-- Written request --
Write out the whole listing again, exactly.

-- Records --
--------------------
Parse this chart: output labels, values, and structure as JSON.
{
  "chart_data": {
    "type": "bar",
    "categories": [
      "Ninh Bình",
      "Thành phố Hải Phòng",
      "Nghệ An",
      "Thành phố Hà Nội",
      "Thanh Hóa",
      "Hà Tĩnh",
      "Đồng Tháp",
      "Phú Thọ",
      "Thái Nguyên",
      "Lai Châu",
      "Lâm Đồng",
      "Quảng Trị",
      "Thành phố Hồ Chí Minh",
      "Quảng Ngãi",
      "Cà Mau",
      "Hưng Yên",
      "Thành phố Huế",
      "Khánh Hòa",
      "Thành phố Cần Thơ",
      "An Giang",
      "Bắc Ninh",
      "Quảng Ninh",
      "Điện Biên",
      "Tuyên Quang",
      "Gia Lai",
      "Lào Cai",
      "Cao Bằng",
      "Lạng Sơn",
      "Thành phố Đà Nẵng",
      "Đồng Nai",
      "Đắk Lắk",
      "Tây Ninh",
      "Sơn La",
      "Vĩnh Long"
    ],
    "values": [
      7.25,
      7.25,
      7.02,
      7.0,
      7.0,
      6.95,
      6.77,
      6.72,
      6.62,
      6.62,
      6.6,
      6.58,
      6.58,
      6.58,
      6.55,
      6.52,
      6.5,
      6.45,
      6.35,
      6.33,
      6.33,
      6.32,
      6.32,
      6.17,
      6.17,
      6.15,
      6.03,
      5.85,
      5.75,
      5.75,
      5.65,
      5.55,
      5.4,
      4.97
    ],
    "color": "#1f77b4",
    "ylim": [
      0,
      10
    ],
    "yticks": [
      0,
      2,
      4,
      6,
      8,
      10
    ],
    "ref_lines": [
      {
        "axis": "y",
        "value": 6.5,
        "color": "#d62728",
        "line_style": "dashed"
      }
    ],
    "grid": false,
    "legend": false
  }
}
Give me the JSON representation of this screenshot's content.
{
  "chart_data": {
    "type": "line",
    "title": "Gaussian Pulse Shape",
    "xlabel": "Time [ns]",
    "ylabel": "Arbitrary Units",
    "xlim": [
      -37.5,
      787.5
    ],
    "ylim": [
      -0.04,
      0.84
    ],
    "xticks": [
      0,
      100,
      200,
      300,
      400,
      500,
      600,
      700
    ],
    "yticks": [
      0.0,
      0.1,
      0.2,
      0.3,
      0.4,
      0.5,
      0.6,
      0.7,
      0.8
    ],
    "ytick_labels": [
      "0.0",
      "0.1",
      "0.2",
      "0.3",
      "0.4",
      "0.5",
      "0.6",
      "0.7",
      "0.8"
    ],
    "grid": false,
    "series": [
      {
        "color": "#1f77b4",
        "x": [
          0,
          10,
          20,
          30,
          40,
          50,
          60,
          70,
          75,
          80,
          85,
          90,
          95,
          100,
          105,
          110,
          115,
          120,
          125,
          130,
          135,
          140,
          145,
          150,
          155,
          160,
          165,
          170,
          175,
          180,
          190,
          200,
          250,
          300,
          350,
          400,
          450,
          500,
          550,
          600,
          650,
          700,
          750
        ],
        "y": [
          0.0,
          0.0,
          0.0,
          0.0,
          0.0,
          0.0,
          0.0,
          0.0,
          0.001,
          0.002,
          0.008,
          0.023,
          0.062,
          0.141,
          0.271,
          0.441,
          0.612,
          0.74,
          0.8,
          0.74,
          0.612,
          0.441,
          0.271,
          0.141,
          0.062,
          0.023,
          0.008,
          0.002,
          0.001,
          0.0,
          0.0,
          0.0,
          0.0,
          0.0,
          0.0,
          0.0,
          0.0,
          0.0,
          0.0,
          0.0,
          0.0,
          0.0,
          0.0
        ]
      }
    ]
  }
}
--------------------
-- Answer to the exercise --
Parse this chart: output labels, values, and structure as JSON.
{
  "chart_data": {
    "type": "bar",
    "categories": [
      "Ninh Bình",
      "Thành phố Hải Phòng",
      "Nghệ An",
      "Thành phố Hà Nội",
      "Thanh Hóa",
      "Hà Tĩnh",
      "Đồng Tháp",
      "Phú Thọ",
      "Thái Nguyên",
      "Lai Châu",
      "Lâm Đồng",
      "Quảng Trị",
      "Thành phố Hồ Chí Minh",
      "Quảng Ngãi",
      "Cà Mau",
      "Hưng Yên",
      "Thành phố Huế",
      "Khánh Hòa",
      "Thành phố Cần Thơ",
      "An Giang",
      "Bắc Ninh",
      "Quảng Ninh",
      "Điện Biên",
      "Tuyên Quang",
      "Gia Lai",
      "Lào Cai",
      "Cao Bằng",
      "Lạng Sơn",
      "Thành phố Đà Nẵng",
      "Đồng Nai",
      "Đắk Lắk",
      "Tây Ninh",
      "Sơn La",
      "Vĩnh Long"
    ],
    "values": [
      7.25,
      7.25,
      7.02,
      7.0,
      7.0,
      6.95,
      6.77,
      6.72,
      6.62,
      6.62,
      6.6,
      6.58,
      6.58,
      6.58,
      6.55,
      6.52,
      6.5,
      6.45,
      6.35,
      6.33,
      6.33,
      6.32,
      6.32,
      6.17,
      6.17,
      6.15,
      6.03,
      5.85,
      5.75,
      5.75,
      5.65,
      5.55,
      5.4,
      4.97
    ],
    "color": "#1f77b4",
    "ylim": [
      0,
      10
    ],
    "yticks": [
      0,
      2,
      4,
      6,
      8,
      10
    ],
    "ref_lines": [
      {
        "axis": "y",
        "value": 6.5,
        "color": "#d62728",
        "line_style": "dashed"
      }
    ],
    "grid": false,
    "legend": false
  }
}
Give me the JSON representation of this screenshot's content.
{
  "chart_data": {
    "type": "line",
    "title": "Gaussian Pulse Shape",
    "xlabel": "Time [ns]",
    "ylabel": "Arbitrary Units",
    "xlim": [
      -37.5,
      787.5
    ],
    "ylim": [
      -0.04,
      0.84
    ],
    "xticks": [
      0,
      100,
      200,
      300,
      400,
      500,
      600,
      700
    ],
    "yticks": [
      0.0,
      0.1,
      0.2,
      0.3,
      0.4,
      0.5,
      0.6,
      0.7,
      0.8
    ],
    "ytick_labels": [
      "0.0",
      "0.1",
      "0.2",
      "0.3",
      "0.4",
      "0.5",
      "0.6",
      "0.7",
      "0.8"
    ],
    "grid": false,
    "series": [
      {
        "color": "#1f77b4",
        "x": [
          0,
          10,
          20,
          30,
          40,
          50,
          60,
          70,
          75,
          80,
          85,
          90,
          95,
          100,
          105,
          110,
          115,
          120,
          125,
          130,
          135,
          140,
          145,
          150,
          155,
          160,
          165,
          170,
          175,
          180,
          190,
          200,
          250,
          300,
          350,
          400,
          450,
          500,
          550,
          600,
          650,
          700,
          750
        ],
        "y": [
          0.0,
          0.0,
          0.0,
          0.0,
          0.0,
          0.0,
          0.0,
          0.0,
          0.001,
          0.002,
          0.008,
          0.023,
          0.062,
          0.141,
          0.271,
          0.441,
          0.612,
          0.74,
          0.8,
          0.74,
          0.612,
          0.441,
          0.271,
          0.141,
          0.062,
          0.023,
          0.008,
          0.002,
          0.001,
          0.0,
          0.0,
          0.0,
          0.0,
          0.0,
          0.0,
          0.0,
          0.0,
          0.0,
          0.0,
          0.0,
          0.0,
          0.0,
          0.0
        ]
      }
    ]
  }
}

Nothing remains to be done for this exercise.